━━━━━ Entries shown ━━━━━

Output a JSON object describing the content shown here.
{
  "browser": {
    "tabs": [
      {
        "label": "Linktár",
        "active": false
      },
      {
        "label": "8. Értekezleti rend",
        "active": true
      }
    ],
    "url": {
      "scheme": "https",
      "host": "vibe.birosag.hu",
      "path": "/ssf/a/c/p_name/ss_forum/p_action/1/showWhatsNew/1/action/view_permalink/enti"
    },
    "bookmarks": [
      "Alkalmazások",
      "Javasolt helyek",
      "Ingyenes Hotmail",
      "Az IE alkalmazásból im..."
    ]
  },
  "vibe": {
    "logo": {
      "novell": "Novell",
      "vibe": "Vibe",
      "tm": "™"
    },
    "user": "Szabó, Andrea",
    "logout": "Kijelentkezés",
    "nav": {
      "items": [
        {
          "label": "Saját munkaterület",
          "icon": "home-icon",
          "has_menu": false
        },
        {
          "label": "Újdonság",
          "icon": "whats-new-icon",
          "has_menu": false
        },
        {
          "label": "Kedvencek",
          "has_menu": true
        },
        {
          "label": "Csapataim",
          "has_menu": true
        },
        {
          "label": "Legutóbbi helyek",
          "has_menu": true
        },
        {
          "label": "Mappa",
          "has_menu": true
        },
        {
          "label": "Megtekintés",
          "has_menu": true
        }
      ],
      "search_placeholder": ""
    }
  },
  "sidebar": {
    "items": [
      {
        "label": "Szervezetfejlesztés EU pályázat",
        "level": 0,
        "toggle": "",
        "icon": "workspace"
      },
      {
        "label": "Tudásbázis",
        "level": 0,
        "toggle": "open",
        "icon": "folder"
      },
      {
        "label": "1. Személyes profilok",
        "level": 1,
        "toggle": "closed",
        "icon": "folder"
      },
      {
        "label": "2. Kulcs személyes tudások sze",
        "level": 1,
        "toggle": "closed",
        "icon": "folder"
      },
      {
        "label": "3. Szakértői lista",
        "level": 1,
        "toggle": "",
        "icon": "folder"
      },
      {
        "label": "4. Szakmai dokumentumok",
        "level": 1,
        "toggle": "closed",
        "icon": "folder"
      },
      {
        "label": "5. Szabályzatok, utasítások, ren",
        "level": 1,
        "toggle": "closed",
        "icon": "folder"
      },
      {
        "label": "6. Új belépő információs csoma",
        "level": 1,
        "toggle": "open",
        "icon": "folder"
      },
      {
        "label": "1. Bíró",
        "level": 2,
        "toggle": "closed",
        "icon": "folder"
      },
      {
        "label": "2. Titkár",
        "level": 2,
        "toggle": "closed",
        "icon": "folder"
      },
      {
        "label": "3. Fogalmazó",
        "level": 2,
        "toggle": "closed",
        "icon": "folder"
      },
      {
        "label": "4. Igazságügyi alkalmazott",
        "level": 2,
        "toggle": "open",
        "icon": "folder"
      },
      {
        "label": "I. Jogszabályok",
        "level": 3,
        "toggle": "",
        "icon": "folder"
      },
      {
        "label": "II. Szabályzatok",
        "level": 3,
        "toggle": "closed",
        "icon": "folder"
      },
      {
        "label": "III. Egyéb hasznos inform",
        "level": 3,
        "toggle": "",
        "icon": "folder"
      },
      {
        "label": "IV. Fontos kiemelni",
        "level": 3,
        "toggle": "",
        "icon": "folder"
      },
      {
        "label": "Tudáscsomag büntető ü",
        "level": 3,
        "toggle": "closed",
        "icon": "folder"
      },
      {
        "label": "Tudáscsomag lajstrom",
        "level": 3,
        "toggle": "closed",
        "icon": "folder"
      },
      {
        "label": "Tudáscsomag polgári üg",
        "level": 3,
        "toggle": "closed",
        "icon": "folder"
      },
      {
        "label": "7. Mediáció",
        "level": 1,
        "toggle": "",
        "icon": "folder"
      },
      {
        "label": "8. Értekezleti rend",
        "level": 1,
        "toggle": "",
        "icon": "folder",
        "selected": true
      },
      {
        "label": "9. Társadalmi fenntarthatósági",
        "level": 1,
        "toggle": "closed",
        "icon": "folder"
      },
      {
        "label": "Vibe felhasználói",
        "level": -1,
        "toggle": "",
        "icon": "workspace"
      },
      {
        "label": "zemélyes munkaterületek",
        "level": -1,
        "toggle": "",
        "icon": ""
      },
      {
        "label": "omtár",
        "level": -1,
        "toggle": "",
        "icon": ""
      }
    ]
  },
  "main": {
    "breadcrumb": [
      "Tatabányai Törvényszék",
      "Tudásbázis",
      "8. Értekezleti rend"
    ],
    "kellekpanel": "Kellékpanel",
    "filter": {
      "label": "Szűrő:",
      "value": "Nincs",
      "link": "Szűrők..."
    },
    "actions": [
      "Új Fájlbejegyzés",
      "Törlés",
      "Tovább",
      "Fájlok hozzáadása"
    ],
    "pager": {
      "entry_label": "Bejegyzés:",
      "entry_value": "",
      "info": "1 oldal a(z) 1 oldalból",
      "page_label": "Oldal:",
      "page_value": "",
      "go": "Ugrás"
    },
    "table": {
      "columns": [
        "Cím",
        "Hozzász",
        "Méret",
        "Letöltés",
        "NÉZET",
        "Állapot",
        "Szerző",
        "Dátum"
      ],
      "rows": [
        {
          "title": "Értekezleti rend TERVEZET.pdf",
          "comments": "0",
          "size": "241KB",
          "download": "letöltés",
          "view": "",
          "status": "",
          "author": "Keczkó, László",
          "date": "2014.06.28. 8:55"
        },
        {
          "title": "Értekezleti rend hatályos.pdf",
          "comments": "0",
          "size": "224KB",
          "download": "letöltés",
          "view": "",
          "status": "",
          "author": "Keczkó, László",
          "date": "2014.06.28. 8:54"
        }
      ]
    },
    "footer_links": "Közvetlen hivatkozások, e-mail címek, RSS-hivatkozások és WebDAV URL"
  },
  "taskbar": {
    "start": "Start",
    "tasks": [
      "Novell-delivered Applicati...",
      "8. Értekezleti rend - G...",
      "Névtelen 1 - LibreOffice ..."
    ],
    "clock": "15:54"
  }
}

━━━━━

What you should do: In the listing, find all lines with the string "Novell" and copy them.

Answer to the task:
      "novell": "Novell",
      "Novell-delivered Applicati...",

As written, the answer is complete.